- [Exercise materials]

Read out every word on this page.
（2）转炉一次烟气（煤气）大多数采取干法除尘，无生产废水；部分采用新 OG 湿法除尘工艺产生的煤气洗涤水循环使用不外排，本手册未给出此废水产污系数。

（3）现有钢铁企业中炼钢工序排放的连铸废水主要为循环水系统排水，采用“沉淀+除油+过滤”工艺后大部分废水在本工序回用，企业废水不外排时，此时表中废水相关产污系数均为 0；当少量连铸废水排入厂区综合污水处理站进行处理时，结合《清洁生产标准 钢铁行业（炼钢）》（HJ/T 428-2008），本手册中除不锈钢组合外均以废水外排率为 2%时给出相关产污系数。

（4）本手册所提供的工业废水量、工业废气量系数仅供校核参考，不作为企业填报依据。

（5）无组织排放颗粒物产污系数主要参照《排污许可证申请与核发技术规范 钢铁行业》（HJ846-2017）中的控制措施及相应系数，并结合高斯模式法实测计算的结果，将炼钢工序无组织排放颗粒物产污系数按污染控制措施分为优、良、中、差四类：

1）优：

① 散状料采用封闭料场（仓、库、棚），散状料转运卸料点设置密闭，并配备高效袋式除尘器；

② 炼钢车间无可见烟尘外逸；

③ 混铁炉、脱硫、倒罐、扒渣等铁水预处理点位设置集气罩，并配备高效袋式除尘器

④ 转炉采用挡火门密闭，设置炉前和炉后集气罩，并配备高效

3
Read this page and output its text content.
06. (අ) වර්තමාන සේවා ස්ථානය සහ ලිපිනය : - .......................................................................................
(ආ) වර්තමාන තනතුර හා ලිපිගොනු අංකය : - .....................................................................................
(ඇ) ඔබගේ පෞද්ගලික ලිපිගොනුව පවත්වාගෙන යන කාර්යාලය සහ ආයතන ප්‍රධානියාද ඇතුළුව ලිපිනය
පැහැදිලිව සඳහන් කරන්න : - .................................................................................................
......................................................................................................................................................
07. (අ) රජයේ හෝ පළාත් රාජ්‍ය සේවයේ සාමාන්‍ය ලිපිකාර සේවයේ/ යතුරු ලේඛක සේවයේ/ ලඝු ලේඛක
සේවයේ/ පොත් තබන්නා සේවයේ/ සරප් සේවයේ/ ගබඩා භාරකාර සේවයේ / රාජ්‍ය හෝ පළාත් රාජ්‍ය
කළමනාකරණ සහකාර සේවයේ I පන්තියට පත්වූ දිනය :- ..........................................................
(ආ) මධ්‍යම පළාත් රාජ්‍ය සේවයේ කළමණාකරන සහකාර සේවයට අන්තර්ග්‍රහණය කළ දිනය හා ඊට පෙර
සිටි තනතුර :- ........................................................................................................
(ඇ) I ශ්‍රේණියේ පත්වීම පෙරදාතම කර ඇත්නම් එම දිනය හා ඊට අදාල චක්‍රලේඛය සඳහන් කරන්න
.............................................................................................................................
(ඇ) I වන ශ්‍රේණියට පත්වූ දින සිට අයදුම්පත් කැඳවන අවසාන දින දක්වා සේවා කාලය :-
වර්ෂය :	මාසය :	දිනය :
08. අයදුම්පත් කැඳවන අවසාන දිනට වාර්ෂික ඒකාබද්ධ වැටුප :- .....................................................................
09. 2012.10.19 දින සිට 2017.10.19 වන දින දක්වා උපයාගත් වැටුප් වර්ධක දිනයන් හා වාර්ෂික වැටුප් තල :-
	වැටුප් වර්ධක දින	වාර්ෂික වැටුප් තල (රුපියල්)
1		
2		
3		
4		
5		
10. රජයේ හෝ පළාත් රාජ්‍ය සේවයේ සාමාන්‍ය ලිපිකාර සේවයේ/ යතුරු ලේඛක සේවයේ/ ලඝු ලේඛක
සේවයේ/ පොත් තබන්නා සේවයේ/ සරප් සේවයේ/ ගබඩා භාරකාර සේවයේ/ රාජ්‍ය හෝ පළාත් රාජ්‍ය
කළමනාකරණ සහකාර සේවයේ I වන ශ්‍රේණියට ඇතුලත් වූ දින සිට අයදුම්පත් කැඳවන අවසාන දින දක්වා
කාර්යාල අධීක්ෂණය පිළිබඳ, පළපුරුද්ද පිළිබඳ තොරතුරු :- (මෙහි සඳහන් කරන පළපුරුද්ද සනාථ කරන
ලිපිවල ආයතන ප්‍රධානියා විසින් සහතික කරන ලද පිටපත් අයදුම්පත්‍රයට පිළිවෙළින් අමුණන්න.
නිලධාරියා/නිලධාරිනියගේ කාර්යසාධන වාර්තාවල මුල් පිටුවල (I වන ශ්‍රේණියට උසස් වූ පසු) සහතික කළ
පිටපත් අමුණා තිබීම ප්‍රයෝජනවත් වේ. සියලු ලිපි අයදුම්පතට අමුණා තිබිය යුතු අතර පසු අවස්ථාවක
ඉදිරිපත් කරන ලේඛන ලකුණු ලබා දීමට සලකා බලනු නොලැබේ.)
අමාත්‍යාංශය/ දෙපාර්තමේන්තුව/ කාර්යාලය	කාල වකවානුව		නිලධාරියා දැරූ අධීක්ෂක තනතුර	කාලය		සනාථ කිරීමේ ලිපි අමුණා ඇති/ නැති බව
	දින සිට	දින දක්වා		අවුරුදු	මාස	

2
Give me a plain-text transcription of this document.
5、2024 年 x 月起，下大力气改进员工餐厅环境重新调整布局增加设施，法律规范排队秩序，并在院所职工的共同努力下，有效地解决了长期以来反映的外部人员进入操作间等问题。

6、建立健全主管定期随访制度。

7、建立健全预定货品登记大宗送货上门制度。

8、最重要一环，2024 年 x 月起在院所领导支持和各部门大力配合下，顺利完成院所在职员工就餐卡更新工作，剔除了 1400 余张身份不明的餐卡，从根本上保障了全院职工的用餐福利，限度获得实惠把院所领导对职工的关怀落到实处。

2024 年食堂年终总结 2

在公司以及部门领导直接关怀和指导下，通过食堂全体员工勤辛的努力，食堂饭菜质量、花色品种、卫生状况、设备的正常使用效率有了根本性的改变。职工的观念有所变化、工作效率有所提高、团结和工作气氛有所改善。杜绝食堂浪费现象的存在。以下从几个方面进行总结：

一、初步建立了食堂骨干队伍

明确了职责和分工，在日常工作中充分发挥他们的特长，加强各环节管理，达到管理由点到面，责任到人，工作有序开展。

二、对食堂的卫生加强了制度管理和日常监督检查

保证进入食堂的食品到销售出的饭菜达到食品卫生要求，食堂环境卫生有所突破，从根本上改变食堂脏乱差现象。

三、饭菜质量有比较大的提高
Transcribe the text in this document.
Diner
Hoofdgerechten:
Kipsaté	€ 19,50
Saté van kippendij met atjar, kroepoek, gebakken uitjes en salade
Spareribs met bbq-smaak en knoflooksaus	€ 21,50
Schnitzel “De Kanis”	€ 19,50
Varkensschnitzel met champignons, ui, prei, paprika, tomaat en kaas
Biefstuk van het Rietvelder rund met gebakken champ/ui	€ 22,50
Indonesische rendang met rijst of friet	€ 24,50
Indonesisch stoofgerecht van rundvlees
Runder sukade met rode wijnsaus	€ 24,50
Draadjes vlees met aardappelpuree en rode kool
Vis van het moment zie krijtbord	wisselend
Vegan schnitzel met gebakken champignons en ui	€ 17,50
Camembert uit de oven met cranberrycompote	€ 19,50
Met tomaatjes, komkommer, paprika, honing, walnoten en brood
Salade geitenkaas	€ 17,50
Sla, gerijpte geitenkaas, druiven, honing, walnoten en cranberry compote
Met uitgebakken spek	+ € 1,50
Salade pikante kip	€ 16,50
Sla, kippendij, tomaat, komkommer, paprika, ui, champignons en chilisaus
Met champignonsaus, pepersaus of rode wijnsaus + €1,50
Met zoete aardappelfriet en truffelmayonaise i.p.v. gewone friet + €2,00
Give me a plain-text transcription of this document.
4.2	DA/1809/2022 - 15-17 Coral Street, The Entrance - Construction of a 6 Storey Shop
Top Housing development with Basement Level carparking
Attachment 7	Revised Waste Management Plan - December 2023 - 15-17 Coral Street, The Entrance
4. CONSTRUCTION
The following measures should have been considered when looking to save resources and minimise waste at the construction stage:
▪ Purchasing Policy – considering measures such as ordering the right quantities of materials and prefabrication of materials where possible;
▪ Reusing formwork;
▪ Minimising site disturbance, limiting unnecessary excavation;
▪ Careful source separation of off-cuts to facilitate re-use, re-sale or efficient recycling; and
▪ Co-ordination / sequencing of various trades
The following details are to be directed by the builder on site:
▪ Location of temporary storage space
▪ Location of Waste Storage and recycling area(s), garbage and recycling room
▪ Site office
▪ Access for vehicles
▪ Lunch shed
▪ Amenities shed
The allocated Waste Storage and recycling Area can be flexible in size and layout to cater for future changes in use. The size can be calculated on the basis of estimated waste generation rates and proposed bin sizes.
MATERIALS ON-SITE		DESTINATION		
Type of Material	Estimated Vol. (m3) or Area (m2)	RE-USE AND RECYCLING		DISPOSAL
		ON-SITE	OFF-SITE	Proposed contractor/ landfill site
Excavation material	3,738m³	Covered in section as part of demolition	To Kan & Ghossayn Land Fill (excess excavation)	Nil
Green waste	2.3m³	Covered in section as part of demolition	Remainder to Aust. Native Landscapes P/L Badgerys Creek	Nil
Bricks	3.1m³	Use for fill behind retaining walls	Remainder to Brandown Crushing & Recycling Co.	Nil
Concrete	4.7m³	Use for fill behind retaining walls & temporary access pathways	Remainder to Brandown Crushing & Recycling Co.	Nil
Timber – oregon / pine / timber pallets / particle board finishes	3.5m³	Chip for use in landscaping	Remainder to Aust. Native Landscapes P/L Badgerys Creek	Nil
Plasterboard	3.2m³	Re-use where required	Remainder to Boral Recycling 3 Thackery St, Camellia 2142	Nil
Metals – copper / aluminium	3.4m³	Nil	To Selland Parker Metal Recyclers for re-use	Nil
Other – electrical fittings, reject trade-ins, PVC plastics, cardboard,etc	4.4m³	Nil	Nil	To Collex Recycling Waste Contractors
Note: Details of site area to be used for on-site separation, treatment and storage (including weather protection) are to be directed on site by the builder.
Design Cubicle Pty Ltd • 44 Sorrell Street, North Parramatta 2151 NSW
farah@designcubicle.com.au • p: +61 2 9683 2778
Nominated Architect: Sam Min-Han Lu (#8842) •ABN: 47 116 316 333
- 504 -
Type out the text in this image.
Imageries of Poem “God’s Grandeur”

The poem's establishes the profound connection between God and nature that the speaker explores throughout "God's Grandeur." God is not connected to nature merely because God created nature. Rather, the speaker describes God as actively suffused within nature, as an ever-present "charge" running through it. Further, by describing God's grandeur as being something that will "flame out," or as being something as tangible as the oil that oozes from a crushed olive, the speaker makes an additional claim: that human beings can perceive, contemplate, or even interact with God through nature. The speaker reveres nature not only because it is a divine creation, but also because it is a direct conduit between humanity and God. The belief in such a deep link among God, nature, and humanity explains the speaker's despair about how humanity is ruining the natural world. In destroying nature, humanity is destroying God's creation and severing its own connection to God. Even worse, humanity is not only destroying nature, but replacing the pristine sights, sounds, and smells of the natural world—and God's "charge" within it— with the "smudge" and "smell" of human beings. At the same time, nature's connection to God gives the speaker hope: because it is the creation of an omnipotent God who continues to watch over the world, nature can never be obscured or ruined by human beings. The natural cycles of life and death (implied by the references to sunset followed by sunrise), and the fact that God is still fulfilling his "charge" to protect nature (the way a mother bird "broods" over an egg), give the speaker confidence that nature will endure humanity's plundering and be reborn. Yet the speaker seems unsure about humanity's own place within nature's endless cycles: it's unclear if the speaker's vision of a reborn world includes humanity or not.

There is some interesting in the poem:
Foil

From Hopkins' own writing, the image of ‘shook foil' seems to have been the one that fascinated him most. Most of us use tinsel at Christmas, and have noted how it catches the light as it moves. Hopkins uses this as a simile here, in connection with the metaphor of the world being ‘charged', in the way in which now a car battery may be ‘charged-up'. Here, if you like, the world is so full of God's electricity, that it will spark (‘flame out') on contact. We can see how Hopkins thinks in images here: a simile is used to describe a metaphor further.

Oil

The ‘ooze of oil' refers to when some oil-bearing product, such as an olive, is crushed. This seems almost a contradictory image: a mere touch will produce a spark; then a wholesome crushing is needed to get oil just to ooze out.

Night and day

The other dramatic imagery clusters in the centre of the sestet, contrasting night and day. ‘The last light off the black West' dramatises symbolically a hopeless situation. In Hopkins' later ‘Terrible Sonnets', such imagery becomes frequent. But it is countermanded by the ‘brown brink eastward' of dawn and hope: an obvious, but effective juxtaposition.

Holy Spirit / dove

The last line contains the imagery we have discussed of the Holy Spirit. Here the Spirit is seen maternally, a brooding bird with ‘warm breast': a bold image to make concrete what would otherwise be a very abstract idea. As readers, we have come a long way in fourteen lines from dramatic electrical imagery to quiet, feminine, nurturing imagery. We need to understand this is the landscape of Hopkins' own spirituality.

- [Task requirements] Every line containing the string "Entrance" must be listed.

- [Full response]
4.2	DA/1809/2022 - 15-17 Coral Street, The Entrance - Construction of a 6 Storey Shop
Attachment 7	Revised Waste Management Plan - December 2023 - 15-17 Coral Street, The Entrance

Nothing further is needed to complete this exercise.